Repeat what the lines below say, word for word, and skip every image.

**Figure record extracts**

=====

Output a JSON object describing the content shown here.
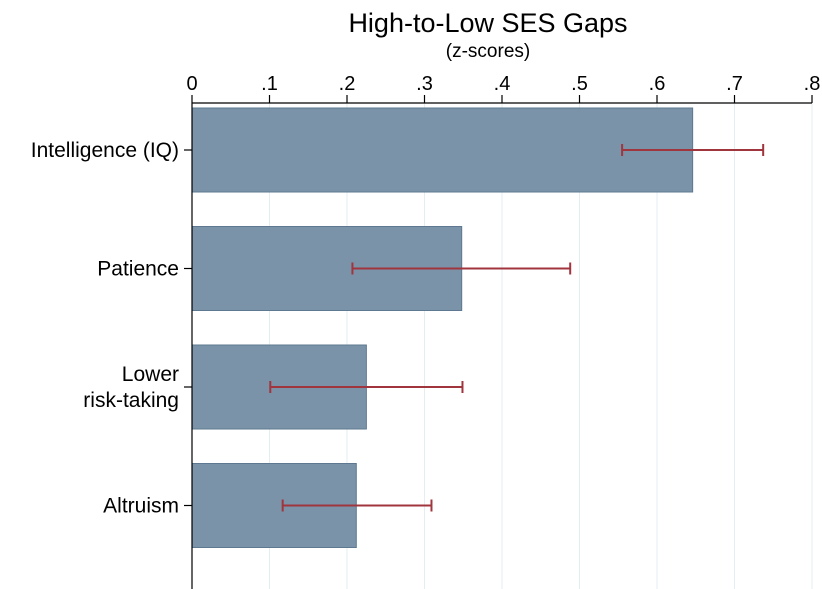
{
  "chart_data": {
    "type": "bar",
    "orientation": "horizontal",
    "title": "High-to-Low SES Gaps",
    "subtitle": "(z-scores)",
    "xlabel": "",
    "ylabel": "",
    "xlim": [
      0,
      0.8
    ],
    "x_ticks": [
      0,
      0.1,
      0.2,
      0.3,
      0.4,
      0.5,
      0.6,
      0.7,
      0.8
    ],
    "x_tick_labels": [
      "0",
      ".1",
      ".2",
      ".3",
      ".4",
      ".5",
      ".6",
      ".7",
      ".8"
    ],
    "x_axis_position": "top",
    "grid": true,
    "bar_color": "#7a93a9",
    "bar_edge_color": "#5d7890",
    "error_bar_color": "#a0353d",
    "grid_color": "#e3eef3",
    "categories": [
      [
        "Intelligence (IQ)"
      ],
      [
        "Patience"
      ],
      [
        "Lower",
        "risk-taking"
      ],
      [
        "Altruism"
      ]
    ],
    "values": [
      0.646,
      0.348,
      0.225,
      0.212
    ],
    "ci_low": [
      0.555,
      0.207,
      0.101,
      0.117
    ],
    "ci_high": [
      0.737,
      0.488,
      0.349,
      0.309
    ]
  }
}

=====

**Exercise answer**
Output a JSON object describing the content shown here.
{
  "chart_data": {
    "type": "bar",
    "orientation": "horizontal",
    "title": "High-to-Low SES Gaps",
    "subtitle": "(z-scores)",
    "xlabel": "",
    "ylabel": "",
    "xlim": [
      0,
      0.8
    ],
    "x_ticks": [
      0,
      0.1,
      0.2,
      0.3,
      0.4,
      0.5,
      0.6,
      0.7,
      0.8
    ],
    "x_tick_labels": [
      "0",
      ".1",
      ".2",
      ".3",
      ".4",
      ".5",
      ".6",
      ".7",
      ".8"
    ],
    "x_axis_position": "top",
    "grid": true,
    "bar_color": "#7a93a9",
    "bar_edge_color": "#5d7890",
    "error_bar_color": "#a0353d",
    "grid_color": "#e3eef3",
    "categories": [
      [
        "Intelligence (IQ)"
      ],
      [
        "Patience"
      ],
      [
        "Lower",
        "risk-taking"
      ],
      [
        "Altruism"
      ]
    ],
    "values": [
      0.646,
      0.348,
      0.225,
      0.212
    ],
    "ci_low": [
      0.555,
      0.207,
      0.101,
      0.117
    ],
    "ci_high": [
      0.737,
      0.488,
      0.349,
      0.309
    ]
  }
}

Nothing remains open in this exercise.